**CONSIGNE:**
Reproduisez fidèlement l'ensemble des entrées qui suivent, en laissant les images de côté.

**ENTRÉES FOURNIES:**

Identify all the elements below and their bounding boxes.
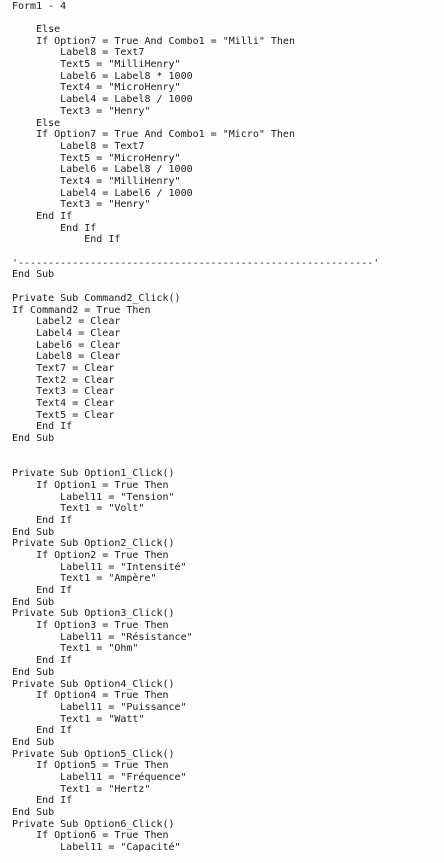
code-line: End If (12, 725, 73, 737)
code-line: Label8 = Clear (12, 351, 121, 363)
code-line: Label6 = Label8 * 1000 (12, 70, 193, 82)
code-line: End Sub (12, 666, 55, 678)
code-line: End If (12, 421, 73, 433)
code-line: If Option6 = True Then (12, 830, 169, 842)
code-line: Private Sub Option3_Click() (12, 608, 175, 620)
code-line: Text3 = "Henry" (12, 199, 151, 211)
code-line: Else (12, 24, 61, 35)
code-line: Label11 = "Capacité" (12, 842, 181, 854)
code-listing (12, 24, 379, 854)
code-line: If Option2 = True Then (12, 549, 169, 561)
code-line: End Sub (12, 736, 55, 748)
code-line: Private Sub Option2_Click() (12, 538, 175, 550)
code-line (12, 456, 379, 468)
code-line: End If (12, 795, 73, 807)
code-line: Label6 = Clear (12, 339, 121, 351)
code-line: If Option3 = True Then (12, 620, 169, 632)
code-line: End If (12, 211, 73, 222)
code-line: If Option4 = True Then (12, 690, 169, 702)
code-line: Text4 = "MicroHenry" (12, 82, 181, 94)
code-line: Label8 = Text7 (12, 47, 145, 59)
code-line: Else (12, 117, 61, 129)
code-line: Text2 = Clear (12, 374, 115, 386)
code-line: End Sub (12, 596, 55, 608)
code-line: Text1 = "Ampère" (12, 573, 157, 585)
code-line: End If (12, 234, 121, 246)
code-line: End Sub (12, 269, 55, 281)
code-line: If Option7 = True And Combo1 = "Milli" Then (12, 35, 295, 47)
code-line (12, 445, 379, 457)
code-line: Private Sub Command2_Click() (12, 292, 181, 304)
code-line: Text1 = "Ohm" (12, 643, 139, 655)
code-line: If Option7 = True And Combo1 = "Micro" Then (12, 129, 295, 141)
code-line: Text4 = "MilliHenry" (12, 175, 181, 187)
code-line: End If (12, 655, 73, 667)
code-line: Label11 = "Fréquence" (12, 772, 187, 783)
code-line: Text5 = Clear (12, 409, 115, 421)
code-line: Text1 = "Watt" (12, 713, 145, 725)
code-line: End Sub (12, 526, 55, 538)
code-line: '-----------------------------------------------------------' (12, 257, 380, 269)
code-line: End If (12, 222, 97, 234)
code-line: If Command2 = True Then (12, 304, 151, 316)
page-title: Form1 - 4 (12, 1, 67, 12)
code-line: Text4 = Clear (12, 398, 115, 409)
code-line: Label11 = "Puissance" (12, 701, 187, 713)
code-line: Private Sub Option4_Click() (12, 678, 175, 690)
code-line: End If (12, 585, 73, 596)
code-line: Private Sub Option5_Click() (12, 748, 175, 760)
code-line: Label4 = Clear (12, 327, 121, 339)
code-line: End If (12, 514, 73, 526)
code-line: If Option5 = True Then (12, 760, 169, 772)
code-line: Private Sub Option1_Click() (12, 468, 175, 480)
code-line: Label4 = Label6 / 1000 (12, 187, 193, 199)
code-line: If Option1 = True Then (12, 479, 169, 491)
code-line: Label6 = Label8 / 1000 (12, 164, 193, 176)
code-line: Text5 = "MilliHenry" (12, 59, 181, 71)
code-line: Private Sub Option6_Click() (12, 818, 175, 830)
code-line: Text1 = "Hertz" (12, 783, 151, 795)
code-line: Text7 = Clear (12, 362, 115, 374)
code-line: Label8 = Text7 (12, 140, 145, 152)
code-line: End Sub (12, 807, 55, 819)
code-line (12, 281, 379, 293)
code-line (12, 246, 379, 258)
code-line: Text3 = Clear (12, 386, 115, 398)
code-line: Label11 = "Résistance" (12, 631, 193, 643)
code-line: Label11 = "Intensité" (12, 561, 187, 573)
code-line: Text5 = "MicroHenry" (12, 152, 181, 164)
code-line: End Sub (12, 433, 55, 445)
code-line: Text3 = "Henry" (12, 105, 151, 117)
code-line: Label2 = Clear (12, 316, 121, 328)
code-line: Text1 = "Volt" (12, 503, 145, 515)
code-line: Label4 = Label8 / 1000 (12, 94, 193, 106)
code-line: Label11 = "Tension" (12, 491, 175, 503)
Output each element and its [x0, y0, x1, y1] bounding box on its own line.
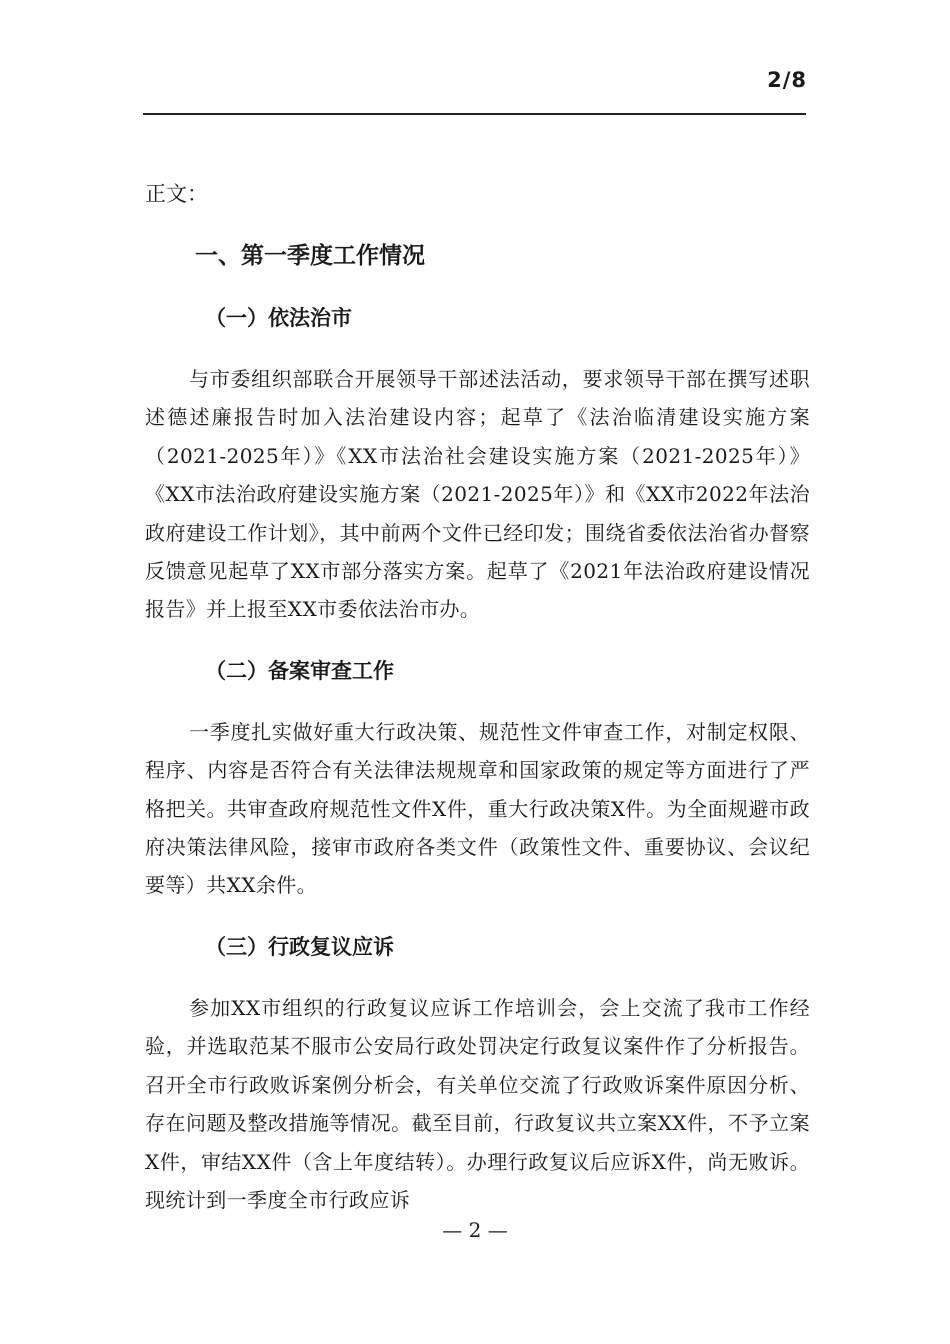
header-rule [143, 113, 806, 115]
subsection-paragraph-1: 与市委组织部联合开展领导干部述法活动，要求领导干部在撰写述职述德述廉报告时加入法治建设内容；起草了《法治临清建设实施方案（2021-2025年）》《XX市法治社会建设实施方案（2021-2025年）》《XX市法治政府建设实施方案（2021-2025年）》和《XX市2022年法治政府建设工作计划》，其中前两个文件已经印发；围绕省委依法治省办督察反馈意见起草了XX市部分落实方案。起草了《2021年法治政府建设情况报告》并上报至XX市委依法治市办。 [145, 367, 810, 622]
document-body [145, 176, 810, 1241]
subsection-paragraph-3: 参加XX市组织的行政复议应诉工作培训会，会上交流了我市工作经验，并选取范某不服市公安局行政处罚决定行政复议案件作了分析报告。召开全市行政败诉案例分析会，有关单位交流了行政败诉案件原因分析、存在问题及整改措施等情况。截至目前，行政复议共立案XX件，不予立案X件，审结XX件（含上年度结转）。办理行政复议后应诉X件，尚无败诉。现统计到一季度全市行政应诉 [145, 995, 810, 1212]
subsection-title-2: （二）备案审查工作 [205, 658, 394, 683]
subsection-paragraph-2: 一季度扎实做好重大行政决策、规范性文件审查工作，对制定权限、程序、内容是否符合有关法律法规规章和国家政策的规定等方面进行了严格把关。共审查政府规范性文件X件，重大行政决策X件。为全面规避市政府决策法律风险，接审市政府各类文件（政策性文件、重要协议、会议纪要等）共XX余件。 [145, 719, 810, 898]
subsection-title-1: （一）依法治市 [205, 306, 352, 330]
page-counter: 2/8 [767, 68, 807, 92]
lead-label: 正文： [145, 182, 208, 206]
section-title: 一、第一季度工作情况 [195, 243, 425, 269]
subsection-title-3: （三）行政复议应诉 [205, 934, 394, 959]
footer-page-number: — 2 — [442, 1218, 508, 1242]
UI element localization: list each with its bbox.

**RÉPONSE ATTENDUE:**
Identify all the elements below and their bounding boxes.
code-line: End If (12, 725, 73, 737)
code-line: Label8 = Clear (12, 351, 121, 363)
code-line: Label6 = Label8 * 1000 (12, 70, 193, 82)
code-line: End Sub (12, 666, 55, 678)
code-line: End If (12, 421, 73, 433)
code-line: If Option6 = True Then (12, 830, 169, 842)
code-line: Private Sub Option3_Click() (12, 608, 175, 620)
code-line: Text3 = "Henry" (12, 199, 151, 211)
code-line: Else (12, 24, 61, 35)
code-line: Label11 = "Capacité" (12, 842, 181, 854)
code-listing (12, 24, 379, 854)
code-line: If Option2 = True Then (12, 549, 169, 561)
code-line: End Sub (12, 736, 55, 748)
code-line: Private Sub Option2_Click() (12, 538, 175, 550)
code-line (12, 456, 379, 468)
code-line: End If (12, 795, 73, 807)
code-line: Label6 = Clear (12, 339, 121, 351)
code-line: If Option3 = True Then (12, 620, 169, 632)
code-line: End If (12, 211, 73, 222)
code-line: If Option4 = True Then (12, 690, 169, 702)
code-line: Text4 = "MicroHenry" (12, 82, 181, 94)
code-line: Label8 = Text7 (12, 47, 145, 59)
code-line: Else (12, 117, 61, 129)
code-line: Text2 = Clear (12, 374, 115, 386)
code-line: End Sub (12, 596, 55, 608)
code-line: Text1 = "Ampère" (12, 573, 157, 585)
code-line: End If (12, 234, 121, 246)
code-line: End Sub (12, 269, 55, 281)
code-line: If Option7 = True And Combo1 = "Milli" Then (12, 35, 295, 47)
code-line (12, 445, 379, 457)
code-line: Private Sub Command2_Click() (12, 292, 181, 304)
code-line: Text1 = "Ohm" (12, 643, 139, 655)
code-line: If Option7 = True And Combo1 = "Micro" Then (12, 129, 295, 141)
code-line: Text4 = "MilliHenry" (12, 175, 181, 187)
code-line: End If (12, 655, 73, 667)
code-line: Label11 = "Fréquence" (12, 772, 187, 783)
code-line: Text5 = Clear (12, 409, 115, 421)
code-line: Text1 = "Watt" (12, 713, 145, 725)
code-line: End Sub (12, 526, 55, 538)
code-line: '-----------------------------------------------------------' (12, 257, 380, 269)
code-line: End If (12, 222, 97, 234)
code-line: If Command2 = True Then (12, 304, 151, 316)
page-title: Form1 - 4 (12, 1, 67, 12)
code-line: Text4 = Clear (12, 398, 115, 409)
code-line: Label11 = "Puissance" (12, 701, 187, 713)
code-line: Private Sub Option4_Click() (12, 678, 175, 690)
code-line: End If (12, 585, 73, 596)
code-line: Private Sub Option5_Click() (12, 748, 175, 760)
code-line: Label4 = Clear (12, 327, 121, 339)
code-line: End If (12, 514, 73, 526)
code-line: If Option5 = True Then (12, 760, 169, 772)
code-line: Private Sub Option1_Click() (12, 468, 175, 480)
code-line: Label4 = Label6 / 1000 (12, 187, 193, 199)
code-line: If Option1 = True Then (12, 479, 169, 491)
code-line: Label6 = Label8 / 1000 (12, 164, 193, 176)
code-line: Text5 = "MilliHenry" (12, 59, 181, 71)
code-line: Private Sub Option6_Click() (12, 818, 175, 830)
code-line: Text1 = "Hertz" (12, 783, 151, 795)
code-line: Text7 = Clear (12, 362, 115, 374)
code-line: Label8 = Text7 (12, 140, 145, 152)
code-line: End Sub (12, 807, 55, 819)
code-line (12, 281, 379, 293)
code-line (12, 246, 379, 258)
code-line: Text3 = Clear (12, 386, 115, 398)
code-line: Label11 = "Résistance" (12, 631, 193, 643)
code-line: Label11 = "Intensité" (12, 561, 187, 573)
code-line: Text5 = "MicroHenry" (12, 152, 181, 164)
code-line: End Sub (12, 433, 55, 445)
code-line: Text3 = "Henry" (12, 105, 151, 117)
code-line: Label2 = Clear (12, 316, 121, 328)
code-line: Text1 = "Volt" (12, 503, 145, 515)
code-line: Label4 = Label8 / 1000 (12, 94, 193, 106)
code-line: Label11 = "Tension" (12, 491, 175, 503)
Output each element and its [x0, y0, x1, y1] bounding box on its own line.
header-rule [143, 113, 806, 115]
subsection-paragraph-1: 与市委组织部联合开展领导干部述法活动，要求领导干部在撰写述职述德述廉报告时加入法治建设内容；起草了《法治临清建设实施方案（2021-2025年）》《XX市法治社会建设实施方案（2021-2025年）》《XX市法治政府建设实施方案（2021-2025年）》和《XX市2022年法治政府建设工作计划》，其中前两个文件已经印发；围绕省委依法治省办督察反馈意见起草了XX市部分落实方案。起草了《2021年法治政府建设情况报告》并上报至XX市委依法治市办。 [145, 367, 810, 622]
document-body [145, 176, 810, 1241]
subsection-paragraph-3: 参加XX市组织的行政复议应诉工作培训会，会上交流了我市工作经验，并选取范某不服市公安局行政处罚决定行政复议案件作了分析报告。召开全市行政败诉案例分析会，有关单位交流了行政败诉案件原因分析、存在问题及整改措施等情况。截至目前，行政复议共立案XX件，不予立案X件，审结XX件（含上年度结转）。办理行政复议后应诉X件，尚无败诉。现统计到一季度全市行政应诉 [145, 995, 810, 1212]
subsection-title-2: （二）备案审查工作 [205, 658, 394, 683]
subsection-paragraph-2: 一季度扎实做好重大行政决策、规范性文件审查工作，对制定权限、程序、内容是否符合有关法律法规规章和国家政策的规定等方面进行了严格把关。共审查政府规范性文件X件，重大行政决策X件。为全面规避市政府决策法律风险，接审市政府各类文件（政策性文件、重要协议、会议纪要等）共XX余件。 [145, 719, 810, 898]
subsection-title-1: （一）依法治市 [205, 306, 352, 330]
page-counter: 2/8 [767, 68, 807, 92]
lead-label: 正文： [145, 182, 208, 206]
section-title: 一、第一季度工作情况 [195, 243, 425, 269]
subsection-title-3: （三）行政复议应诉 [205, 934, 394, 959]
footer-page-number: — 2 — [442, 1218, 508, 1242]
UI element localization: list each with its bbox.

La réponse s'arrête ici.